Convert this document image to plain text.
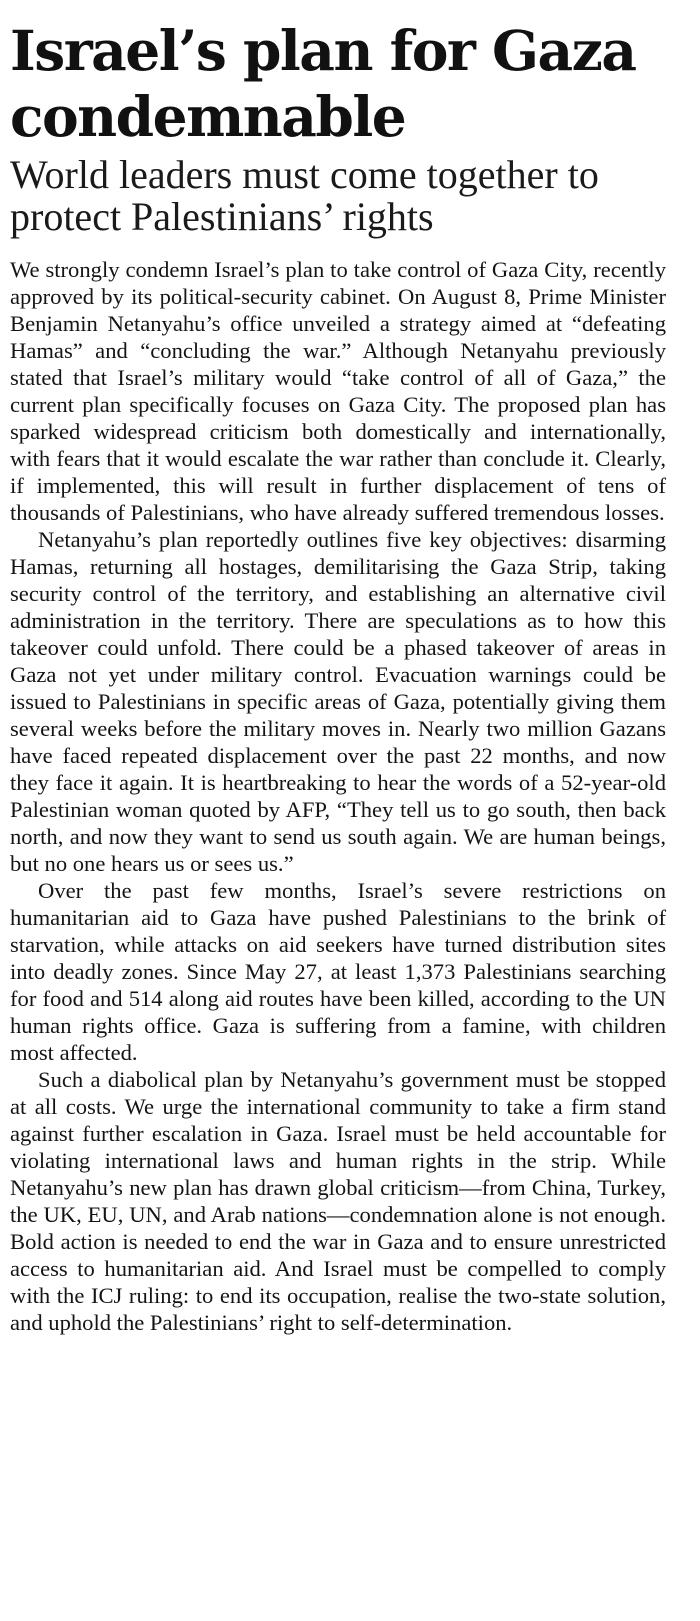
Israel’s plan for Gaza condemnable
World leaders must come together to protect Palestinians’ rights

We strongly condemn Israel’s plan to take control of Gaza City, recently approved by its political-security cabinet. On August 8, Prime Minister Benjamin Netanyahu’s office unveiled a strategy aimed at “defeating Hamas” and “concluding the war.” Although Netanyahu previously stated that Israel’s military would “take control of all of Gaza,” the current plan specifically focuses on Gaza City. The proposed plan has sparked widespread criticism both domestically and internationally, with fears that it would escalate the war rather than conclude it. Clearly, if implemented, this will result in further displacement of tens of thousands of Palestinians, who have already suffered tremendous losses.

Netanyahu’s plan reportedly outlines five key objectives: disarming Hamas, returning all hostages, demilitarising the Gaza Strip, taking security control of the territory, and establishing an alternative civil administration in the territory. There are speculations as to how this takeover could unfold. There could be a phased takeover of areas in Gaza not yet under military control. Evacuation warnings could be issued to Palestinians in specific areas of Gaza, potentially giving them several weeks before the military moves in. Nearly two million Gazans have faced repeated displacement over the past 22 months, and now they face it again. It is heartbreaking to hear the words of a 52-year-old Palestinian woman quoted by AFP, “They tell us to go south, then back north, and now they want to send us south again. We are human beings, but no one hears us or sees us.”

Over the past few months, Israel’s severe restrictions on humanitarian aid to Gaza have pushed Palestinians to the brink of starvation, while attacks on aid seekers have turned distribution sites into deadly zones. Since May 27, at least 1,373 Palestinians searching for food and 514 along aid routes have been killed, according to the UN human rights office. Gaza is suffering from a famine, with children most affected.

Such a diabolical plan by Netanyahu’s government must be stopped at all costs. We urge the international community to take a firm stand against further escalation in Gaza. Israel must be held accountable for violating international laws and human rights in the strip. While Netanyahu’s new plan has drawn global criticism—from China, Turkey, the UK, EU, UN, and Arab nations—condemnation alone is not enough. Bold action is needed to end the war in Gaza and to ensure unrestricted access to humanitarian aid. And Israel must be compelled to comply with the ICJ ruling: to end its occupation, realise the two-state solution, and uphold the Palestinians’ right to self-determination.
----
● THE REQUEST:
Reproduce all of the data exactly; the pictures do not belong in the copy.

● THE RESPONSE:
Convert this document image to plain text.
Israel’s plan for Gaza condemnable
World leaders must come together to protect Palestinians’ rights

We strongly condemn Israel’s plan to take control of Gaza City, recently approved by its political-security cabinet. On August 8, Prime Minister Benjamin Netanyahu’s office unveiled a strategy aimed at “defeating Hamas” and “concluding the war.” Although Netanyahu previously stated that Israel’s military would “take control of all of Gaza,” the current plan specifically focuses on Gaza City. The proposed plan has sparked widespread criticism both domestically and internationally, with fears that it would escalate the war rather than conclude it. Clearly, if implemented, this will result in further displacement of tens of thousands of Palestinians, who have already suffered tremendous losses.

Netanyahu’s plan reportedly outlines five key objectives: disarming Hamas, returning all hostages, demilitarising the Gaza Strip, taking security control of the territory, and establishing an alternative civil administration in the territory. There are speculations as to how this takeover could unfold. There could be a phased takeover of areas in Gaza not yet under military control. Evacuation warnings could be issued to Palestinians in specific areas of Gaza, potentially giving them several weeks before the military moves in. Nearly two million Gazans have faced repeated displacement over the past 22 months, and now they face it again. It is heartbreaking to hear the words of a 52-year-old Palestinian woman quoted by AFP, “They tell us to go south, then back north, and now they want to send us south again. We are human beings, but no one hears us or sees us.”

Over the past few months, Israel’s severe restrictions on humanitarian aid to Gaza have pushed Palestinians to the brink of starvation, while attacks on aid seekers have turned distribution sites into deadly zones. Since May 27, at least 1,373 Palestinians searching for food and 514 along aid routes have been killed, according to the UN human rights office. Gaza is suffering from a famine, with children most affected.

Such a diabolical plan by Netanyahu’s government must be stopped at all costs. We urge the international community to take a firm stand against further escalation in Gaza. Israel must be held accountable for violating international laws and human rights in the strip. While Netanyahu’s new plan has drawn global criticism—from China, Turkey, the UK, EU, UN, and Arab nations—condemnation alone is not enough. Bold action is needed to end the war in Gaza and to ensure unrestricted access to humanitarian aid. And Israel must be compelled to comply with the ICJ ruling: to end its occupation, realise the two-state solution, and uphold the Palestinians’ right to self-determination.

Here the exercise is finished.